╭─ THE RECORDS

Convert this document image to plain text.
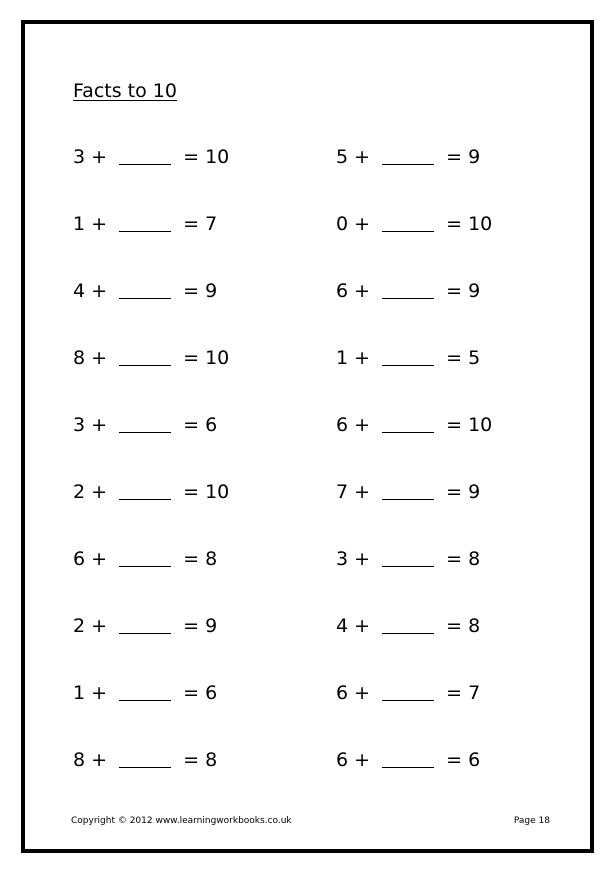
Facts to 10
3 +	= 10	5 +	= 9
1 +	= 7	0 +	= 10
4 +	= 9	6 +	= 9
8 +	= 10	1 +	= 5
3 +	= 6	6 +	= 10
2 +	= 10	7 +	= 9
6 +	= 8	3 +	= 8
2 +	= 9	4 +	= 8
1 +	= 6	6 +	= 7
8 +	= 8	6 +	= 6
Copyright © 2012 www.learningworkbooks.co.uk	Page 18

╰─

## INSTRUCTIONS TO FOLLOW
Reproduce all of the material exactly, apart from the pictures.

## SOLUTION FOR THIS EXERCISE
Convert this document image to plain text.
Facts to 10
3 +	= 10	5 +	= 9
1 +	= 7	0 +	= 10
4 +	= 9	6 +	= 9
8 +	= 10	1 +	= 5
3 +	= 6	6 +	= 10
2 +	= 10	7 +	= 9
6 +	= 8	3 +	= 8
2 +	= 9	4 +	= 8
1 +	= 6	6 +	= 7
8 +	= 8	6 +	= 6
Copyright © 2012 www.learningworkbooks.co.uk	Page 18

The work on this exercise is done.